### WHAT IS EXPECTED
Each line containing the word "hacia" should be found and copied.

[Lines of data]

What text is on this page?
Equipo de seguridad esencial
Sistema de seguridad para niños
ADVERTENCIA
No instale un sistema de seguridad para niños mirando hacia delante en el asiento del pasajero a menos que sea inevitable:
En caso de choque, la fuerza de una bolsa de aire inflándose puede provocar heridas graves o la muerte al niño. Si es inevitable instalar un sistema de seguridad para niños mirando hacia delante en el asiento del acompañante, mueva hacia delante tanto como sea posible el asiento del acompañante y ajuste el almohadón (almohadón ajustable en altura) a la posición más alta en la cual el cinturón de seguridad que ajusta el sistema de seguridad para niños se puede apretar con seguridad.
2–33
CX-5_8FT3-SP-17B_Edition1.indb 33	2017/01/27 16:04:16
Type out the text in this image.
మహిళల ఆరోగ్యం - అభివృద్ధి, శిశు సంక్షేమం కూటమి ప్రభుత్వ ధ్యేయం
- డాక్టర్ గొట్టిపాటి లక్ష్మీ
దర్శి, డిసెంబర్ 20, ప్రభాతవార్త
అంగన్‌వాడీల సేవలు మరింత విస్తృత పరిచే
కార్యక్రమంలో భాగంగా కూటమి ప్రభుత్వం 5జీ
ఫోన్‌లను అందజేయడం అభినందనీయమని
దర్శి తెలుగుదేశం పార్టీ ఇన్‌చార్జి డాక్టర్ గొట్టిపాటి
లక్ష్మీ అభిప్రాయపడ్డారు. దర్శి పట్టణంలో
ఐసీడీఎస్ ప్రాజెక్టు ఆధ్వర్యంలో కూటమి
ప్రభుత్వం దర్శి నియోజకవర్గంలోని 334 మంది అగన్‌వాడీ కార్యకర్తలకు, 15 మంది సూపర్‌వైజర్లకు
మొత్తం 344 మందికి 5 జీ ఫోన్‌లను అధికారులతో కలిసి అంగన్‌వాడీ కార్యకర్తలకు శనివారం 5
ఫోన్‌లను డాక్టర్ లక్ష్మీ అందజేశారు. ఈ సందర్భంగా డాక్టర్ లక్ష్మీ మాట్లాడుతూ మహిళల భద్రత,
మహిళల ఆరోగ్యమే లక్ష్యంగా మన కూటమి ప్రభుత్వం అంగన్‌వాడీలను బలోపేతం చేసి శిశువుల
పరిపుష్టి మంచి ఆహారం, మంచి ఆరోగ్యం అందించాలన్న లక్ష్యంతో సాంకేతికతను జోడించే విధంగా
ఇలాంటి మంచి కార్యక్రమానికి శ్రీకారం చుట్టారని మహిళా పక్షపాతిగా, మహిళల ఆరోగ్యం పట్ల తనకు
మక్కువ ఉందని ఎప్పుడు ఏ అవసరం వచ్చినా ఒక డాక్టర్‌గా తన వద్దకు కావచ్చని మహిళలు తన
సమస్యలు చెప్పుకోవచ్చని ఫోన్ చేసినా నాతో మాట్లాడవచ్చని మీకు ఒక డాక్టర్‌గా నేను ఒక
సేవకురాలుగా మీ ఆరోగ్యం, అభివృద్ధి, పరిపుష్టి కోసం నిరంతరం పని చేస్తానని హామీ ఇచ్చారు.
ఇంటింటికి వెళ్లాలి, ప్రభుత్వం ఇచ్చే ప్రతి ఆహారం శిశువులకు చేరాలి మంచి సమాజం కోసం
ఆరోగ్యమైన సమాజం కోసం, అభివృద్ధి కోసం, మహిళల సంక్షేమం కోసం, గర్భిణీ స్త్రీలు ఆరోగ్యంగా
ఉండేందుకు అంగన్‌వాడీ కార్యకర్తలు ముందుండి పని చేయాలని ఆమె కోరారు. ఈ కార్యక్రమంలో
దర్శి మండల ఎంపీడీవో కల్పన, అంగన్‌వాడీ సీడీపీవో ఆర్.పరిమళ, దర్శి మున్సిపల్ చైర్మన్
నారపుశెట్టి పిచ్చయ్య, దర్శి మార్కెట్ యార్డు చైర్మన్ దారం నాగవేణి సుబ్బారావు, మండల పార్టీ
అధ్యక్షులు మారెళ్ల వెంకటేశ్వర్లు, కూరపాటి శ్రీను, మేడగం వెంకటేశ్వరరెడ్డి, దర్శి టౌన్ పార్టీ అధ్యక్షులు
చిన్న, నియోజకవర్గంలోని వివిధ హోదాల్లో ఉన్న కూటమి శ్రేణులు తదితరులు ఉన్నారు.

### OUTPUT
No instale un sistema de seguridad para niños mirando hacia delante en el asiento del pasajero a menos que sea inevitable:
En caso de choque, la fuerza de una bolsa de aire inflándose puede provocar heridas graves o la muerte al niño. Si es inevitable instalar un sistema de seguridad para niños mirando hacia delante en el asiento del acompañante, mueva hacia delante tanto como sea posible el asiento del acompañante y ajuste el almohadón (almohadón ajustable en altura) a la posición más alta en la cual el cinturón de seguridad que ajusta el sistema de seguridad para niños se puede apretar con seguridad.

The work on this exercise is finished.